**Work to complete**
Each line containing the word "screenshot" should be found and copied.

──────────────────────────────

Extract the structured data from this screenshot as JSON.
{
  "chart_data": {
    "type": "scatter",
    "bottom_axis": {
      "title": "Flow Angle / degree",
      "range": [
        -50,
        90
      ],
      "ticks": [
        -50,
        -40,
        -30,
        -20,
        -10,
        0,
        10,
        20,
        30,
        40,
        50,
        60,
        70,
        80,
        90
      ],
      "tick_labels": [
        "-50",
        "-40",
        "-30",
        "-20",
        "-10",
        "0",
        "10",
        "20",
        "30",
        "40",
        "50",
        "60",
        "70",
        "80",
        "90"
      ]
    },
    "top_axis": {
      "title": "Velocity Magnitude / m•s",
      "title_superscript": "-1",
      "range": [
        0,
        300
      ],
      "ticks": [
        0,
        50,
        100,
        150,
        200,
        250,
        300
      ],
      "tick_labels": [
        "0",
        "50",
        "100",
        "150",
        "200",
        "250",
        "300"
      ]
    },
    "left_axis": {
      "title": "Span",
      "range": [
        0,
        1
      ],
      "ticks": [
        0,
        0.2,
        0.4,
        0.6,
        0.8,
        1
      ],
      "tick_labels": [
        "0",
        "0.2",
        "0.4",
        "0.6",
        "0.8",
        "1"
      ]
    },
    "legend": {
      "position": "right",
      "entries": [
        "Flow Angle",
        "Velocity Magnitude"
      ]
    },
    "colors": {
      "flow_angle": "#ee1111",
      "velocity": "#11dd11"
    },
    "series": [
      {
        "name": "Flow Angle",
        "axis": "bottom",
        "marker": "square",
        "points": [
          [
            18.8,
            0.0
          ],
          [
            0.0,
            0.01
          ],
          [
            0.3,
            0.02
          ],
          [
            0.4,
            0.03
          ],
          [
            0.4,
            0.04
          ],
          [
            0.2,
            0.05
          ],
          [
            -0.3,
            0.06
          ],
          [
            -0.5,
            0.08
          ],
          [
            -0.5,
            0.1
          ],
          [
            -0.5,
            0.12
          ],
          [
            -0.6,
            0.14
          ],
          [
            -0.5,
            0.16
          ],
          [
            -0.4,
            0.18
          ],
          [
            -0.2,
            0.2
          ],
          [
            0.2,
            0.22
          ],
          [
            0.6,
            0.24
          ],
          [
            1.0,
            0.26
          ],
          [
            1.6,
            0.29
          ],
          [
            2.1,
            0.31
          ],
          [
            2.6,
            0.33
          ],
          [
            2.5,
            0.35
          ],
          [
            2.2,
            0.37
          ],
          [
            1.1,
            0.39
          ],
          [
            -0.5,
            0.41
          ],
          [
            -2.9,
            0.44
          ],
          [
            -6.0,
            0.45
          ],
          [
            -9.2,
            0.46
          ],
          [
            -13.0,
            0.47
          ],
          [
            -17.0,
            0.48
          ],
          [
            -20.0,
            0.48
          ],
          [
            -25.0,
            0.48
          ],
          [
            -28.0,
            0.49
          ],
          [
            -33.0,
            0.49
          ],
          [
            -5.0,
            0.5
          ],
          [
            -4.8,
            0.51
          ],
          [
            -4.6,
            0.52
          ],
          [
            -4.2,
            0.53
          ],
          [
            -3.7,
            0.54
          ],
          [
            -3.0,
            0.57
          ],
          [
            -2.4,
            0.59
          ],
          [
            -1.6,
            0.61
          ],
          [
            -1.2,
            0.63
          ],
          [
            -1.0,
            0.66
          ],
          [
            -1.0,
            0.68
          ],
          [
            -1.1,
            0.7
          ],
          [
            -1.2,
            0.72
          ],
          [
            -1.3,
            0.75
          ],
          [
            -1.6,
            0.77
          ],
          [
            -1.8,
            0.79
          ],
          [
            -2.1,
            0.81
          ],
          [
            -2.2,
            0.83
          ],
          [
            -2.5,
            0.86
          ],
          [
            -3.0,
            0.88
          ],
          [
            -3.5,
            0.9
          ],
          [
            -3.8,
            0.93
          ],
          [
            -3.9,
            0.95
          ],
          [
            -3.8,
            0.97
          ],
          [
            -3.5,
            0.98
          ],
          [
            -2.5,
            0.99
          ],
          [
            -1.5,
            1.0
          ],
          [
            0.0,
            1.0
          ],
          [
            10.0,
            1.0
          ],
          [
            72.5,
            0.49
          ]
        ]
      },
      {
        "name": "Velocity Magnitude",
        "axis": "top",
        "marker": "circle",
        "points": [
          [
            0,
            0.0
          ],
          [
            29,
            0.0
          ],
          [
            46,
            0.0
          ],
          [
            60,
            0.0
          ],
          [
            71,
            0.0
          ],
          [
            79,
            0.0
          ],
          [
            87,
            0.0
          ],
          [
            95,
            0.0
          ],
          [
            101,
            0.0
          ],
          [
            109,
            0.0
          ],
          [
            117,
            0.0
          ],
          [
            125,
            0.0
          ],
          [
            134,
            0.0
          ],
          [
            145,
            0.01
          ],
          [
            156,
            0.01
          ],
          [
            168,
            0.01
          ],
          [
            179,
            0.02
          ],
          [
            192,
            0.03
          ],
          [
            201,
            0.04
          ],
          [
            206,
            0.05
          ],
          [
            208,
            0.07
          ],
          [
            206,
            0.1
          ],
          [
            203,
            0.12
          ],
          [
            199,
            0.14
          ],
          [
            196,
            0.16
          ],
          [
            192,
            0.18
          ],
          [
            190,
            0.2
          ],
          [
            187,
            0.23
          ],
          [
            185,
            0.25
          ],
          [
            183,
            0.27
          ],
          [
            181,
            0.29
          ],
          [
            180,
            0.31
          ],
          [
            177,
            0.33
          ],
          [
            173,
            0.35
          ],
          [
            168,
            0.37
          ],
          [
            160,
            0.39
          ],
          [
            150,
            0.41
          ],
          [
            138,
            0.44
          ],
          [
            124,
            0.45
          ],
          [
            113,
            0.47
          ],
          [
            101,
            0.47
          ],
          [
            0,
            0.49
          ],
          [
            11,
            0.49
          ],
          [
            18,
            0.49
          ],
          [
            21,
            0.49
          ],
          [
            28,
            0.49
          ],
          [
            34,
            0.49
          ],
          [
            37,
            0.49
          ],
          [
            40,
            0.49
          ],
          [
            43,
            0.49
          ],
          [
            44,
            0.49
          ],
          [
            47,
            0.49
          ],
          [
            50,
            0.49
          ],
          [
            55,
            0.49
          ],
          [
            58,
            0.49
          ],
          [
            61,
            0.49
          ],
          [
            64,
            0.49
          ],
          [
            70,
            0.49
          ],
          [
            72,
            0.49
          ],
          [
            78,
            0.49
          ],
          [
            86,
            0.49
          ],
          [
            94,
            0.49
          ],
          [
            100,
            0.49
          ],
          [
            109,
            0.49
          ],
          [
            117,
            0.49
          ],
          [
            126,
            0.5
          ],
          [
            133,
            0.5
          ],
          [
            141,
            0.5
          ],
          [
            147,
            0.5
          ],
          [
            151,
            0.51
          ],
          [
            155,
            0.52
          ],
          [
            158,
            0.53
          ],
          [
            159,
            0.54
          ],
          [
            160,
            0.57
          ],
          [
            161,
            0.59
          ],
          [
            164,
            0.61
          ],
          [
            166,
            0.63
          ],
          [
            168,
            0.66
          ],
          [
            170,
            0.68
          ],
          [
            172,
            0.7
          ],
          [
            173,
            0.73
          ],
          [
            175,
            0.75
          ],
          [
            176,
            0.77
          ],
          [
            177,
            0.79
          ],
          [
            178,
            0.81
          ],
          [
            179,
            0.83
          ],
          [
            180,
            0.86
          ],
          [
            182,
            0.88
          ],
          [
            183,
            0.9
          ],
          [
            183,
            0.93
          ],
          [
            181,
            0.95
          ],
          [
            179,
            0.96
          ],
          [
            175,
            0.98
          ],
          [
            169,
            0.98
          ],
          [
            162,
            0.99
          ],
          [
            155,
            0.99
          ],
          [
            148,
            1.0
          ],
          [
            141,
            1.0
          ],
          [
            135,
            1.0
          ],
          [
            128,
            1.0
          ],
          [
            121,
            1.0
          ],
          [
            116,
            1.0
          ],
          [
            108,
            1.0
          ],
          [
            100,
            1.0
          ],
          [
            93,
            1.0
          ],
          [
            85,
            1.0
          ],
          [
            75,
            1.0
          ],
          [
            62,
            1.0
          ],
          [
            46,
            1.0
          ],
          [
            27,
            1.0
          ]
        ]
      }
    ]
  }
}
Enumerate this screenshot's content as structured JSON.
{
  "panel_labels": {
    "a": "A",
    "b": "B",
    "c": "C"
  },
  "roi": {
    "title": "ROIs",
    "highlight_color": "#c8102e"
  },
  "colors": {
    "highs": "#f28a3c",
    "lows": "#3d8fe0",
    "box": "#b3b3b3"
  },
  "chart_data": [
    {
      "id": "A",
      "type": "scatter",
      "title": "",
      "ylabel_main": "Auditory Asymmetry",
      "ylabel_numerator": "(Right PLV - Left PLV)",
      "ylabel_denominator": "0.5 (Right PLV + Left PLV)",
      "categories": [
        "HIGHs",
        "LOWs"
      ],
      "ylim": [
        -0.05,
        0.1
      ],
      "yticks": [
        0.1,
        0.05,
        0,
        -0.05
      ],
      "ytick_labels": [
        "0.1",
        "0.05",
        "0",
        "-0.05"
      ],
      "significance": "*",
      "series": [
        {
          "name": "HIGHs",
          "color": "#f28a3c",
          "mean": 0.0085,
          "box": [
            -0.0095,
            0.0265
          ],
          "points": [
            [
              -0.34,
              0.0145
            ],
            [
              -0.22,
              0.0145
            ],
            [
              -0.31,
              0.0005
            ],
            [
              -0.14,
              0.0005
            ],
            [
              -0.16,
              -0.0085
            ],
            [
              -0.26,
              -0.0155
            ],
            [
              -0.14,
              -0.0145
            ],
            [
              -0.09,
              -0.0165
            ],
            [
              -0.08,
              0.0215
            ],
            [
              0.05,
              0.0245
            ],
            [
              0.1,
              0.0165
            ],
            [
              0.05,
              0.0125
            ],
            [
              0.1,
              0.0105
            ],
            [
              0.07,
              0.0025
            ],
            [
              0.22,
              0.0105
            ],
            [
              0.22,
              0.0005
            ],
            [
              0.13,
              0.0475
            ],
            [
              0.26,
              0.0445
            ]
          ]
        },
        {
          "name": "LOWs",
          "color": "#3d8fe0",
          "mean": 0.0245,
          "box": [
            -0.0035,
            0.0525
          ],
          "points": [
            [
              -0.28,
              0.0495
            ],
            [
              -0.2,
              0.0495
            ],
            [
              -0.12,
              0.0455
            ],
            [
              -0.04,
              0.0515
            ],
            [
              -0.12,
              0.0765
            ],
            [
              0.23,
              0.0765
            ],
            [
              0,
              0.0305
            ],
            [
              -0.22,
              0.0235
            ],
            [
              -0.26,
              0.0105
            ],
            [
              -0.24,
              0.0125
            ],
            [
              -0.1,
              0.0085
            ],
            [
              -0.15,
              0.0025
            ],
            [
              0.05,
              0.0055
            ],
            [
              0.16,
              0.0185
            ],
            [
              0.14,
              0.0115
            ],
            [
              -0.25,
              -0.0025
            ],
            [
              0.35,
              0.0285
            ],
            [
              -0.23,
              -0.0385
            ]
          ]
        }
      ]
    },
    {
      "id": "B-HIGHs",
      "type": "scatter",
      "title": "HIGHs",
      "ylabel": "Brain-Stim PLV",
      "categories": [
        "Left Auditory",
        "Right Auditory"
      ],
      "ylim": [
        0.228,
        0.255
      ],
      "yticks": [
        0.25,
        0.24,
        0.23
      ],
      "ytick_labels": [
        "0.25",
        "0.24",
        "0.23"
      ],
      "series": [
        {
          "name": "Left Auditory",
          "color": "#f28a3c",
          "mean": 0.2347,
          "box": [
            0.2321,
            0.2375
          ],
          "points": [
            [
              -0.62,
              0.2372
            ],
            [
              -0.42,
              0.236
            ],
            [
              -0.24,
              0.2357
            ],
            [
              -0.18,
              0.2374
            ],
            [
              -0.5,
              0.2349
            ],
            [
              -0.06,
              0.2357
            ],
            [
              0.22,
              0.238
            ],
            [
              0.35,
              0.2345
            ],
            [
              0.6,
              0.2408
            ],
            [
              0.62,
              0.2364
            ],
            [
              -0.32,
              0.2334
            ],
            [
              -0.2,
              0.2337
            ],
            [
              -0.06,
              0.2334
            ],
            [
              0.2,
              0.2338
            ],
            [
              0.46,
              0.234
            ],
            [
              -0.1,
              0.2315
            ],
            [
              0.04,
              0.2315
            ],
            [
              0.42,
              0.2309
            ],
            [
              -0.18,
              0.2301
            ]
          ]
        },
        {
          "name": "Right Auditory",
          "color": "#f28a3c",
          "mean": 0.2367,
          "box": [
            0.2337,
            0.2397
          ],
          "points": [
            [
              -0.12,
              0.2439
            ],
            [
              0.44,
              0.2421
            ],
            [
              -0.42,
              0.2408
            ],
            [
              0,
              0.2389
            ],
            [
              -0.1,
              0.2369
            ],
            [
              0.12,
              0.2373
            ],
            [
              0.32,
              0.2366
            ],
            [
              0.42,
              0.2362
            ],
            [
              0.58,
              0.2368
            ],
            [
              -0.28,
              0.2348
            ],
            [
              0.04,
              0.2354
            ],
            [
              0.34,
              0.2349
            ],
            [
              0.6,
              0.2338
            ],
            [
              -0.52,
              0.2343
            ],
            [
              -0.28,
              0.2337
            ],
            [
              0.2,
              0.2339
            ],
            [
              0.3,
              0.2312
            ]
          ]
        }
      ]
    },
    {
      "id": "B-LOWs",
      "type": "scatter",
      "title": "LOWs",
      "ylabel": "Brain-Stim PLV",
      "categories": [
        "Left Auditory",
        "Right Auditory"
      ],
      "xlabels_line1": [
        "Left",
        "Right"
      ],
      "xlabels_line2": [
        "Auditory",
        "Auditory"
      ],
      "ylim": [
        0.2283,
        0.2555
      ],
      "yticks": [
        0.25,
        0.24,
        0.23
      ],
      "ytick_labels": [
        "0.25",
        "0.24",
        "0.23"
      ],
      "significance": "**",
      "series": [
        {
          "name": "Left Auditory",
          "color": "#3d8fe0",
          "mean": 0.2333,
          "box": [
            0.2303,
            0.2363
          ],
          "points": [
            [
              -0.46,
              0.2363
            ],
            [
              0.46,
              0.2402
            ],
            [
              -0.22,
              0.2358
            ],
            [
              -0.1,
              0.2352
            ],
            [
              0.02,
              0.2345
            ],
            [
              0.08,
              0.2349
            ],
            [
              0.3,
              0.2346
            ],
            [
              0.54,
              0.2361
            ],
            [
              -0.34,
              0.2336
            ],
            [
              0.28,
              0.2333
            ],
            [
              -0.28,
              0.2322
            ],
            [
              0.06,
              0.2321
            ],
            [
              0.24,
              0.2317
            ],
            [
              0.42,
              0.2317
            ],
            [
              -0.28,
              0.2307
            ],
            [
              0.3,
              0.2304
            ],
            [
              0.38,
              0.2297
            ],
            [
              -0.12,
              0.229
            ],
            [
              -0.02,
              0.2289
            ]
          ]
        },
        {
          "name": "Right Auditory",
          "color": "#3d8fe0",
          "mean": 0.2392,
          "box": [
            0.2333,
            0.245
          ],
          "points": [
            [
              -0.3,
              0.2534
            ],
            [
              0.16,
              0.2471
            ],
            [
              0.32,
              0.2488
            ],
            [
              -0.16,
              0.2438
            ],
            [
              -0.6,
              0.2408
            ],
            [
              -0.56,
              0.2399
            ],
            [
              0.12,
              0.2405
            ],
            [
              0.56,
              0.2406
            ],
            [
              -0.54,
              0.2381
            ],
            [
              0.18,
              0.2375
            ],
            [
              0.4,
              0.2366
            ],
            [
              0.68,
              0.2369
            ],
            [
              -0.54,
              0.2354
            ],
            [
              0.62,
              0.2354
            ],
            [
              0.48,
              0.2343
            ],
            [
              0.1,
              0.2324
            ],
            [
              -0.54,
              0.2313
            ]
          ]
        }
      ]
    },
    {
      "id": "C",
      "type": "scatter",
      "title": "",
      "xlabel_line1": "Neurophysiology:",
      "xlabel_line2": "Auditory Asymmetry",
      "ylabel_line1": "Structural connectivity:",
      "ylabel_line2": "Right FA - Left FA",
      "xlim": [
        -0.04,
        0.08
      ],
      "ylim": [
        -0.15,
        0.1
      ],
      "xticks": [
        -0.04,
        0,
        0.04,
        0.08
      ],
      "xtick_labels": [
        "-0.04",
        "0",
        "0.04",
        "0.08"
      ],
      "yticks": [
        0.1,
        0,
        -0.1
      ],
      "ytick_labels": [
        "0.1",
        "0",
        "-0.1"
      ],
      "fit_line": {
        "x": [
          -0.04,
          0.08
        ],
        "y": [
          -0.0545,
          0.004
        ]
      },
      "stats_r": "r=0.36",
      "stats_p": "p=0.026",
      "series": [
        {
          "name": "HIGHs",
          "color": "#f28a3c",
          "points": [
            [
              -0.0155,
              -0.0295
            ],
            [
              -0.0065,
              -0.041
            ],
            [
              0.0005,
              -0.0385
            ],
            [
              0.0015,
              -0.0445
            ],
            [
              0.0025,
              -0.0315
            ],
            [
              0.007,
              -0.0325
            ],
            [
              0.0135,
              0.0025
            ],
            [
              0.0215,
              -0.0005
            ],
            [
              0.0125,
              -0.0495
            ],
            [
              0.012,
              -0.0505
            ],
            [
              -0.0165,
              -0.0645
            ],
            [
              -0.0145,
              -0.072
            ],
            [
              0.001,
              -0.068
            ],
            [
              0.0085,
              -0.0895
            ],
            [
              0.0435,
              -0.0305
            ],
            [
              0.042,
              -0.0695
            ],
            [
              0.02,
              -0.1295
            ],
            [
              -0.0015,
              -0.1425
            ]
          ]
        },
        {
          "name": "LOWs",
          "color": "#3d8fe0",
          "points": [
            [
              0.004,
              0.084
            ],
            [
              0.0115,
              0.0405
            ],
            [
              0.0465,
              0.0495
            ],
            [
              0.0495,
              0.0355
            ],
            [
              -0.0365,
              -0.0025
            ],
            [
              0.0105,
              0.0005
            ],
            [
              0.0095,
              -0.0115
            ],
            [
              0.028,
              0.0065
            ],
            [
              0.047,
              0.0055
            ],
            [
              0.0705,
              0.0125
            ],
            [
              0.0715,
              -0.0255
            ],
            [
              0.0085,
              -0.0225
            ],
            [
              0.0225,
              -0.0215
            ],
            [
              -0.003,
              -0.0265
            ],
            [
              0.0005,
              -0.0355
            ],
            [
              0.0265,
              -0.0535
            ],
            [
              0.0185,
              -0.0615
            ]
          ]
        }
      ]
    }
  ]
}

──────────────────────────────

**Result of the exercise**
Extract the structured data from this screenshot as JSON.
Enumerate this screenshot's content as structured JSON.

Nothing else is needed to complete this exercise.